Its my first time on this forum, so I apologize in advance for any mistakes in my format.
Basically, I'm using an Arduino UNO with an Atmega328p, and I'm trying to make an LED (inbuilt led PINB5) glow when I give the character 'k' as an input in the Arduino IDE serial monitor. 
Please note that I am using Atmel Studio 7 to code and burn the Atmega328p, and the serial monitor from the Arduino IDE to enter data serially.

#define F_CPU 16000000UL 
#include <avr/io.h>     
#include <util/delay.h>  
#include <avr/interrupt.h>


void USART_Init()

**Layout element annotations:**
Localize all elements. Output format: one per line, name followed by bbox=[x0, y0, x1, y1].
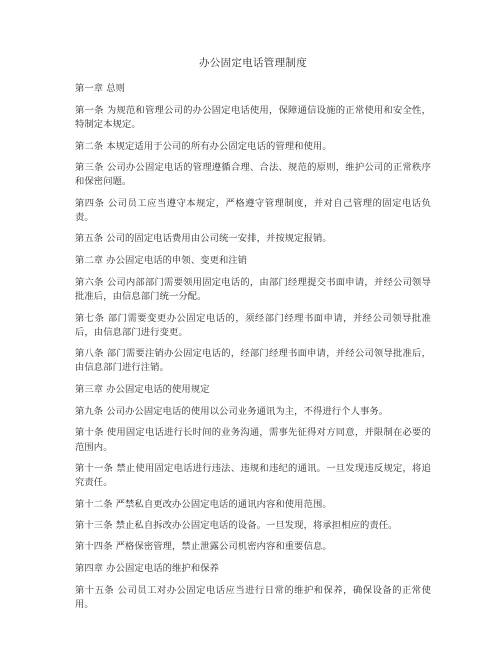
article-paragraph: 第五条 公司的固定电话费用由公司统一安排，并按规定报销。 bbox=[75, 233, 332, 245]
article-paragraph: 第十三条 禁止私自拆改办公固定电话的设备。一旦发现，将承担相应的责任。 bbox=[75, 519, 398, 531]
article-paragraph: 第四条 公司员工应当遵守本规定，严格遵守管理制度，并对自己管理的固定电话负责。 bbox=[75, 197, 431, 223]
article-paragraph: 第十五条 公司员工对办公固定电话应当进行日常的维护和保养，确保设备的正常使用。 bbox=[75, 584, 431, 611]
chapter-heading: 第二章 办公固定电话的申领、变更和注销 bbox=[75, 254, 248, 266]
article-paragraph: 第十四条 严格保密管理，禁止泄露公司机密内容和重要信息。 bbox=[75, 541, 332, 553]
article-paragraph: 第七条 部门需要变更办公固定电话的，须经部门经理书面申请，并经公司领导批准后，由信息部门进行变更。 bbox=[75, 312, 431, 338]
article-paragraph: 第三条 公司办公固定电话的管理遵循合理、合法、规范的原则，维护公司的正常秩序和保密问题。 bbox=[75, 162, 431, 188]
chapter-heading: 第三章 办公固定电话的使用规定 bbox=[75, 383, 210, 395]
chapter-heading: 第四章 办公固定电话的维护和保养 bbox=[75, 562, 220, 574]
article-paragraph: 第九条 公司办公固定电话的使用以公司业务通讯为主，不得进行个人事务。 bbox=[75, 405, 389, 417]
article-paragraph: 第十条 使用固定电话进行长时间的业务沟通，需事先征得对方同意，并限制在必要的范围内。 bbox=[75, 427, 431, 453]
document-title: 办公固定电话管理制度 bbox=[199, 57, 307, 69]
article-paragraph: 第六条 公司内部部门需要领用固定电话的，由部门经理提交书面申请，并经公司领导批准后，由信息部门统一分配。 bbox=[75, 276, 431, 303]
article-paragraph: 第二条 本规定适用于公司的所有办公固定电话的管理和使用。 bbox=[75, 140, 332, 152]
article-paragraph: 第一条 为规范和管理公司的办公固定电话使用，保障通信设施的正常使用和安全性，特制定本规定。 bbox=[75, 105, 431, 131]
article-paragraph: 第十一条 禁止使用固定电话进行违法、违规和违纪的通讯。一旦发现违反规定，将追究责任。 bbox=[75, 462, 431, 489]
article-paragraph: 第八条 部门需要注销办公固定电话的，经部门经理书面申请，并经公司领导批准后，由信息部门进行注销。 bbox=[75, 348, 431, 374]
chapter-heading: 第一章 总则 bbox=[75, 83, 126, 94]
article-paragraph: 第十二条 严禁私自更改办公固定电话的通讯内容和使用范围。 bbox=[75, 498, 332, 510]
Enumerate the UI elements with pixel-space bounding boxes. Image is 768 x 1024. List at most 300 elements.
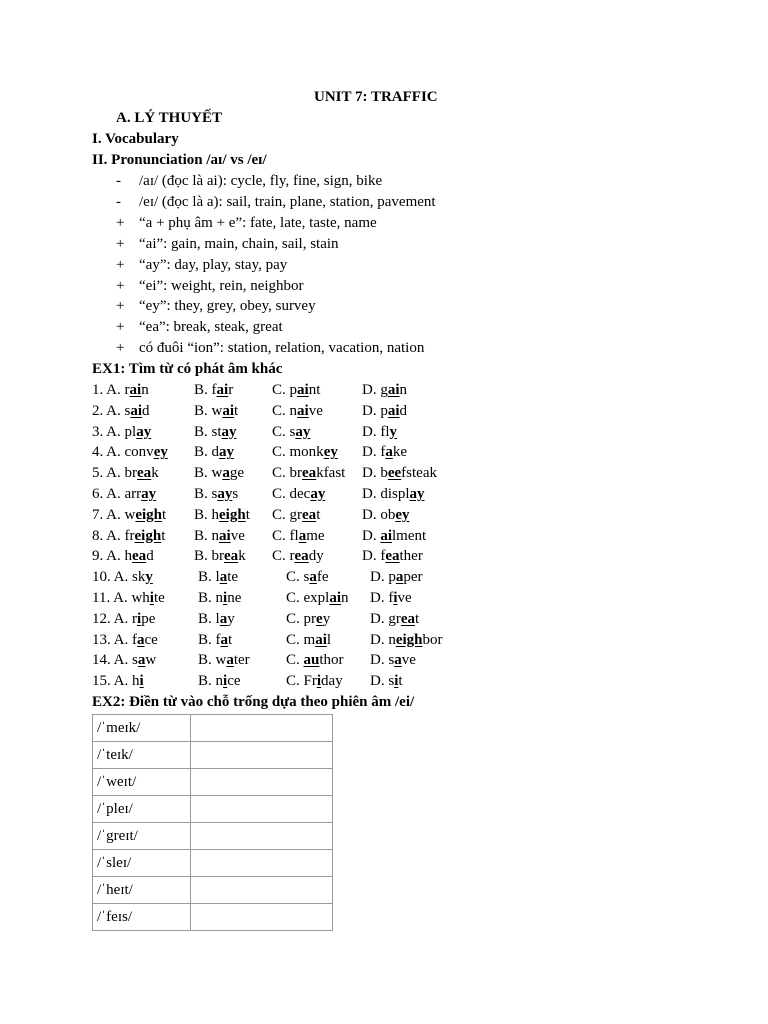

**YOUR OBJECTIVE:**
Please answer these questions about the forum post on the Arduino LED:
1. Which input character is supposed to make the LED glow?
2. What software is used to code and burn the Atmega328p?
3. What value is F_CPU defined as in the code?

**THE RESPONSE:**
1. 'k'
2. Atmel Studio 7
3. 16000000UL